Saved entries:
::::::

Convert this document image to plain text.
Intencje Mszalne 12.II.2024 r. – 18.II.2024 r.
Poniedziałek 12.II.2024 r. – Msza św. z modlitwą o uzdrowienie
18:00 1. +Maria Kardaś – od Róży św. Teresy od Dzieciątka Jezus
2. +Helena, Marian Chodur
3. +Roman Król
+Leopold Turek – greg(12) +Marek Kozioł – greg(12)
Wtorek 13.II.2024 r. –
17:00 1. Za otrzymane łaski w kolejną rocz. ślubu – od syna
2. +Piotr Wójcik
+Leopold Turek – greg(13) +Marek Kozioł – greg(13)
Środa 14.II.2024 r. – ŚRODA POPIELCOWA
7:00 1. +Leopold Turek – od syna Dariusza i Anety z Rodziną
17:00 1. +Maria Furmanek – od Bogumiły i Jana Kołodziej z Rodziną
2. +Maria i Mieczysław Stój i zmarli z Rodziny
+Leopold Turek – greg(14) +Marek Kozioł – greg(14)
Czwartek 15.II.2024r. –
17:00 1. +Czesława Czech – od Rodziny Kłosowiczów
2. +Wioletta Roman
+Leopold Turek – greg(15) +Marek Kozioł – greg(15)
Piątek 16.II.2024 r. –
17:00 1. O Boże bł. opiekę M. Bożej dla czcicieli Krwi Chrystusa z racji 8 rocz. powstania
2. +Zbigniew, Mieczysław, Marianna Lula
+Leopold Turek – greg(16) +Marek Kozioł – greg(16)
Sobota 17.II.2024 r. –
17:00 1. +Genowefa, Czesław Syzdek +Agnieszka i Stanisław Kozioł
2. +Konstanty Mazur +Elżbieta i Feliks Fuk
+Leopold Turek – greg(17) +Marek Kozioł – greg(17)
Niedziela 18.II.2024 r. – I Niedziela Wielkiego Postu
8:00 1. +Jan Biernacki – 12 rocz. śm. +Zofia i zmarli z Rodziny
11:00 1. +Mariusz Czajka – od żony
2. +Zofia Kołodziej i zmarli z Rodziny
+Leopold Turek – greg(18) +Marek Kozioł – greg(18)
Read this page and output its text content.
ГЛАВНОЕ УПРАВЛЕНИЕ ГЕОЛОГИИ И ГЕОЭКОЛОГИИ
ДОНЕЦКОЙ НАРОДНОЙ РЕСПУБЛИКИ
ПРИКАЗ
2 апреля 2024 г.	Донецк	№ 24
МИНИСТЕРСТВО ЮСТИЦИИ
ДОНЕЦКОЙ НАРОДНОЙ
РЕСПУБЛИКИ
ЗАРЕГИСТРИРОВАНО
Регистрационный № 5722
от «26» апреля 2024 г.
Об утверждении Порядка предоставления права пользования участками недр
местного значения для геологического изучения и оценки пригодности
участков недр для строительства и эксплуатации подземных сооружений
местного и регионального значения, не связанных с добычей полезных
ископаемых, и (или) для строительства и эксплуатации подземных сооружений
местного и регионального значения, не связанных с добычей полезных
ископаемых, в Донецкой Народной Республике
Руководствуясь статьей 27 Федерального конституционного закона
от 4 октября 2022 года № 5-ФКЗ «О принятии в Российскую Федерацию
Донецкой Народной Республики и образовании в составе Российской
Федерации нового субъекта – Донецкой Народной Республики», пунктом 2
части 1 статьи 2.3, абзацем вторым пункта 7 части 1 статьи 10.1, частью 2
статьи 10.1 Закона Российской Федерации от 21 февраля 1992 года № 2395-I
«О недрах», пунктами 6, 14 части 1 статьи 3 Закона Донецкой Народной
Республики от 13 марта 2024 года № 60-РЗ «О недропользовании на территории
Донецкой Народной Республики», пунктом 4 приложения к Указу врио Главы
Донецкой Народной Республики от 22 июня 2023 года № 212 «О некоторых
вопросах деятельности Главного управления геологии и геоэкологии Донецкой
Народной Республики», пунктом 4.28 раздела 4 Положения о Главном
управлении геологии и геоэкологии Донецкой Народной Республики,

::::::

Your objective:
Search the data above for lines holding "Rodziną" and copy each of them.

Solution:
7:00 1. +Leopold Turek – od syna Dariusza i Anety z Rodziną
17:00 1. +Maria Furmanek – od Bogumiły i Jana Kołodziej z Rodziną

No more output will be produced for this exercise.